(Dataset rows about figures)
= = = = =

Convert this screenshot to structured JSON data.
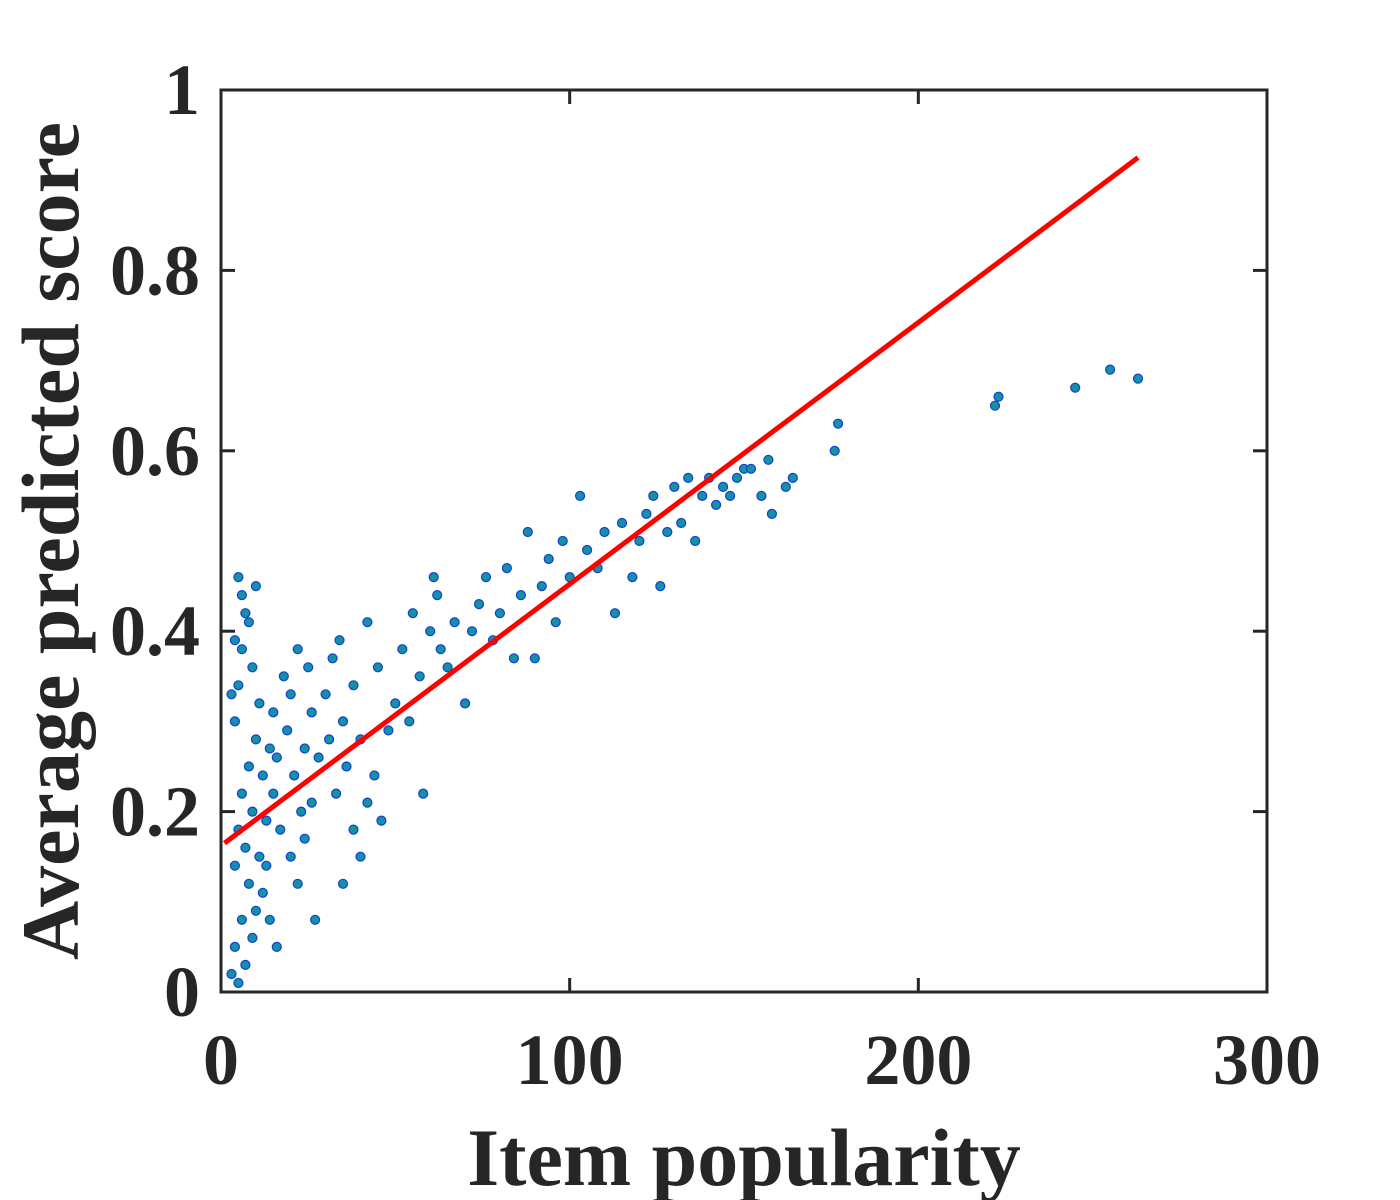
{
  "chart_data": {
    "type": "scatter",
    "title": "",
    "xlabel": "Item popularity",
    "ylabel": "Average predicted score",
    "xlim": [
      0,
      300
    ],
    "ylim": [
      0,
      1
    ],
    "xticks": [
      0,
      100,
      200,
      300
    ],
    "yticks": [
      0,
      0.2,
      0.4,
      0.6,
      0.8,
      1
    ],
    "xtick_labels": [
      "0",
      "100",
      "200",
      "300"
    ],
    "ytick_labels": [
      "0",
      "0.2",
      "0.4",
      "0.6",
      "0.8",
      "1"
    ],
    "grid": false,
    "legend": "none",
    "colors": {
      "points_fill": "#1790a0",
      "points_edge": "#1040e0",
      "fit_line": "#ff0000",
      "axes": "#262626"
    },
    "fit_line": {
      "x": [
        1,
        263
      ],
      "y": [
        0.165,
        0.925
      ]
    },
    "series": [
      {
        "type": "scatter",
        "points": [
          [
            3,
            0.02
          ],
          [
            4,
            0.05
          ],
          [
            5,
            0.01
          ],
          [
            6,
            0.08
          ],
          [
            7,
            0.03
          ],
          [
            8,
            0.12
          ],
          [
            9,
            0.06
          ],
          [
            10,
            0.09
          ],
          [
            4,
            0.14
          ],
          [
            5,
            0.18
          ],
          [
            6,
            0.22
          ],
          [
            7,
            0.16
          ],
          [
            8,
            0.25
          ],
          [
            9,
            0.2
          ],
          [
            10,
            0.28
          ],
          [
            11,
            0.15
          ],
          [
            4,
            0.3
          ],
          [
            5,
            0.34
          ],
          [
            6,
            0.38
          ],
          [
            7,
            0.42
          ],
          [
            5,
            0.46
          ],
          [
            6,
            0.44
          ],
          [
            8,
            0.41
          ],
          [
            10,
            0.45
          ],
          [
            3,
            0.33
          ],
          [
            4,
            0.39
          ],
          [
            9,
            0.36
          ],
          [
            11,
            0.32
          ],
          [
            12,
            0.24
          ],
          [
            13,
            0.19
          ],
          [
            14,
            0.27
          ],
          [
            15,
            0.22
          ],
          [
            12,
            0.11
          ],
          [
            14,
            0.08
          ],
          [
            16,
            0.05
          ],
          [
            13,
            0.14
          ],
          [
            15,
            0.31
          ],
          [
            16,
            0.26
          ],
          [
            18,
            0.35
          ],
          [
            17,
            0.18
          ],
          [
            19,
            0.29
          ],
          [
            20,
            0.33
          ],
          [
            21,
            0.24
          ],
          [
            22,
            0.38
          ],
          [
            23,
            0.2
          ],
          [
            24,
            0.27
          ],
          [
            25,
            0.36
          ],
          [
            26,
            0.31
          ],
          [
            20,
            0.15
          ],
          [
            22,
            0.12
          ],
          [
            24,
            0.17
          ],
          [
            26,
            0.21
          ],
          [
            28,
            0.26
          ],
          [
            27,
            0.08
          ],
          [
            30,
            0.33
          ],
          [
            31,
            0.28
          ],
          [
            32,
            0.37
          ],
          [
            33,
            0.22
          ],
          [
            34,
            0.39
          ],
          [
            35,
            0.3
          ],
          [
            36,
            0.25
          ],
          [
            38,
            0.34
          ],
          [
            40,
            0.28
          ],
          [
            42,
            0.41
          ],
          [
            35,
            0.12
          ],
          [
            38,
            0.18
          ],
          [
            40,
            0.15
          ],
          [
            42,
            0.21
          ],
          [
            44,
            0.24
          ],
          [
            46,
            0.19
          ],
          [
            48,
            0.29
          ],
          [
            45,
            0.36
          ],
          [
            50,
            0.32
          ],
          [
            52,
            0.38
          ],
          [
            54,
            0.3
          ],
          [
            55,
            0.42
          ],
          [
            57,
            0.35
          ],
          [
            58,
            0.22
          ],
          [
            60,
            0.4
          ],
          [
            62,
            0.44
          ],
          [
            61,
            0.46
          ],
          [
            63,
            0.38
          ],
          [
            65,
            0.36
          ],
          [
            67,
            0.41
          ],
          [
            70,
            0.32
          ],
          [
            72,
            0.4
          ],
          [
            74,
            0.43
          ],
          [
            76,
            0.46
          ],
          [
            78,
            0.39
          ],
          [
            80,
            0.42
          ],
          [
            82,
            0.47
          ],
          [
            84,
            0.37
          ],
          [
            86,
            0.44
          ],
          [
            88,
            0.51
          ],
          [
            90,
            0.37
          ],
          [
            92,
            0.45
          ],
          [
            94,
            0.48
          ],
          [
            96,
            0.41
          ],
          [
            98,
            0.5
          ],
          [
            100,
            0.46
          ],
          [
            103,
            0.55
          ],
          [
            105,
            0.49
          ],
          [
            108,
            0.47
          ],
          [
            110,
            0.51
          ],
          [
            113,
            0.42
          ],
          [
            115,
            0.52
          ],
          [
            118,
            0.46
          ],
          [
            120,
            0.5
          ],
          [
            122,
            0.53
          ],
          [
            124,
            0.55
          ],
          [
            126,
            0.45
          ],
          [
            128,
            0.51
          ],
          [
            130,
            0.56
          ],
          [
            132,
            0.52
          ],
          [
            134,
            0.57
          ],
          [
            136,
            0.5
          ],
          [
            138,
            0.55
          ],
          [
            140,
            0.57
          ],
          [
            142,
            0.54
          ],
          [
            144,
            0.56
          ],
          [
            146,
            0.55
          ],
          [
            148,
            0.57
          ],
          [
            150,
            0.58
          ],
          [
            152,
            0.58
          ],
          [
            155,
            0.55
          ],
          [
            157,
            0.59
          ],
          [
            158,
            0.53
          ],
          [
            162,
            0.56
          ],
          [
            164,
            0.57
          ],
          [
            176,
            0.6
          ],
          [
            177,
            0.63
          ],
          [
            222,
            0.65
          ],
          [
            223,
            0.66
          ],
          [
            245,
            0.67
          ],
          [
            255,
            0.69
          ],
          [
            263,
            0.68
          ]
        ]
      }
    ]
  }
}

= = = = =

• What this task involves: Leave out the pictures and print every line of the data exactly.

• Response to the task:
Convert this screenshot to structured JSON data.
{
  "chart_data": {
    "type": "scatter",
    "title": "",
    "xlabel": "Item popularity",
    "ylabel": "Average predicted score",
    "xlim": [
      0,
      300
    ],
    "ylim": [
      0,
      1
    ],
    "xticks": [
      0,
      100,
      200,
      300
    ],
    "yticks": [
      0,
      0.2,
      0.4,
      0.6,
      0.8,
      1
    ],
    "xtick_labels": [
      "0",
      "100",
      "200",
      "300"
    ],
    "ytick_labels": [
      "0",
      "0.2",
      "0.4",
      "0.6",
      "0.8",
      "1"
    ],
    "grid": false,
    "legend": "none",
    "colors": {
      "points_fill": "#1790a0",
      "points_edge": "#1040e0",
      "fit_line": "#ff0000",
      "axes": "#262626"
    },
    "fit_line": {
      "x": [
        1,
        263
      ],
      "y": [
        0.165,
        0.925
      ]
    },
    "series": [
      {
        "type": "scatter",
        "points": [
          [
            3,
            0.02
          ],
          [
            4,
            0.05
          ],
          [
            5,
            0.01
          ],
          [
            6,
            0.08
          ],
          [
            7,
            0.03
          ],
          [
            8,
            0.12
          ],
          [
            9,
            0.06
          ],
          [
            10,
            0.09
          ],
          [
            4,
            0.14
          ],
          [
            5,
            0.18
          ],
          [
            6,
            0.22
          ],
          [
            7,
            0.16
          ],
          [
            8,
            0.25
          ],
          [
            9,
            0.2
          ],
          [
            10,
            0.28
          ],
          [
            11,
            0.15
          ],
          [
            4,
            0.3
          ],
          [
            5,
            0.34
          ],
          [
            6,
            0.38
          ],
          [
            7,
            0.42
          ],
          [
            5,
            0.46
          ],
          [
            6,
            0.44
          ],
          [
            8,
            0.41
          ],
          [
            10,
            0.45
          ],
          [
            3,
            0.33
          ],
          [
            4,
            0.39
          ],
          [
            9,
            0.36
          ],
          [
            11,
            0.32
          ],
          [
            12,
            0.24
          ],
          [
            13,
            0.19
          ],
          [
            14,
            0.27
          ],
          [
            15,
            0.22
          ],
          [
            12,
            0.11
          ],
          [
            14,
            0.08
          ],
          [
            16,
            0.05
          ],
          [
            13,
            0.14
          ],
          [
            15,
            0.31
          ],
          [
            16,
            0.26
          ],
          [
            18,
            0.35
          ],
          [
            17,
            0.18
          ],
          [
            19,
            0.29
          ],
          [
            20,
            0.33
          ],
          [
            21,
            0.24
          ],
          [
            22,
            0.38
          ],
          [
            23,
            0.2
          ],
          [
            24,
            0.27
          ],
          [
            25,
            0.36
          ],
          [
            26,
            0.31
          ],
          [
            20,
            0.15
          ],
          [
            22,
            0.12
          ],
          [
            24,
            0.17
          ],
          [
            26,
            0.21
          ],
          [
            28,
            0.26
          ],
          [
            27,
            0.08
          ],
          [
            30,
            0.33
          ],
          [
            31,
            0.28
          ],
          [
            32,
            0.37
          ],
          [
            33,
            0.22
          ],
          [
            34,
            0.39
          ],
          [
            35,
            0.3
          ],
          [
            36,
            0.25
          ],
          [
            38,
            0.34
          ],
          [
            40,
            0.28
          ],
          [
            42,
            0.41
          ],
          [
            35,
            0.12
          ],
          [
            38,
            0.18
          ],
          [
            40,
            0.15
          ],
          [
            42,
            0.21
          ],
          [
            44,
            0.24
          ],
          [
            46,
            0.19
          ],
          [
            48,
            0.29
          ],
          [
            45,
            0.36
          ],
          [
            50,
            0.32
          ],
          [
            52,
            0.38
          ],
          [
            54,
            0.3
          ],
          [
            55,
            0.42
          ],
          [
            57,
            0.35
          ],
          [
            58,
            0.22
          ],
          [
            60,
            0.4
          ],
          [
            62,
            0.44
          ],
          [
            61,
            0.46
          ],
          [
            63,
            0.38
          ],
          [
            65,
            0.36
          ],
          [
            67,
            0.41
          ],
          [
            70,
            0.32
          ],
          [
            72,
            0.4
          ],
          [
            74,
            0.43
          ],
          [
            76,
            0.46
          ],
          [
            78,
            0.39
          ],
          [
            80,
            0.42
          ],
          [
            82,
            0.47
          ],
          [
            84,
            0.37
          ],
          [
            86,
            0.44
          ],
          [
            88,
            0.51
          ],
          [
            90,
            0.37
          ],
          [
            92,
            0.45
          ],
          [
            94,
            0.48
          ],
          [
            96,
            0.41
          ],
          [
            98,
            0.5
          ],
          [
            100,
            0.46
          ],
          [
            103,
            0.55
          ],
          [
            105,
            0.49
          ],
          [
            108,
            0.47
          ],
          [
            110,
            0.51
          ],
          [
            113,
            0.42
          ],
          [
            115,
            0.52
          ],
          [
            118,
            0.46
          ],
          [
            120,
            0.5
          ],
          [
            122,
            0.53
          ],
          [
            124,
            0.55
          ],
          [
            126,
            0.45
          ],
          [
            128,
            0.51
          ],
          [
            130,
            0.56
          ],
          [
            132,
            0.52
          ],
          [
            134,
            0.57
          ],
          [
            136,
            0.5
          ],
          [
            138,
            0.55
          ],
          [
            140,
            0.57
          ],
          [
            142,
            0.54
          ],
          [
            144,
            0.56
          ],
          [
            146,
            0.55
          ],
          [
            148,
            0.57
          ],
          [
            150,
            0.58
          ],
          [
            152,
            0.58
          ],
          [
            155,
            0.55
          ],
          [
            157,
            0.59
          ],
          [
            158,
            0.53
          ],
          [
            162,
            0.56
          ],
          [
            164,
            0.57
          ],
          [
            176,
            0.6
          ],
          [
            177,
            0.63
          ],
          [
            222,
            0.65
          ],
          [
            223,
            0.66
          ],
          [
            245,
            0.67
          ],
          [
            255,
            0.69
          ],
          [
            263,
            0.68
          ]
        ]
      }
    ]
  }
}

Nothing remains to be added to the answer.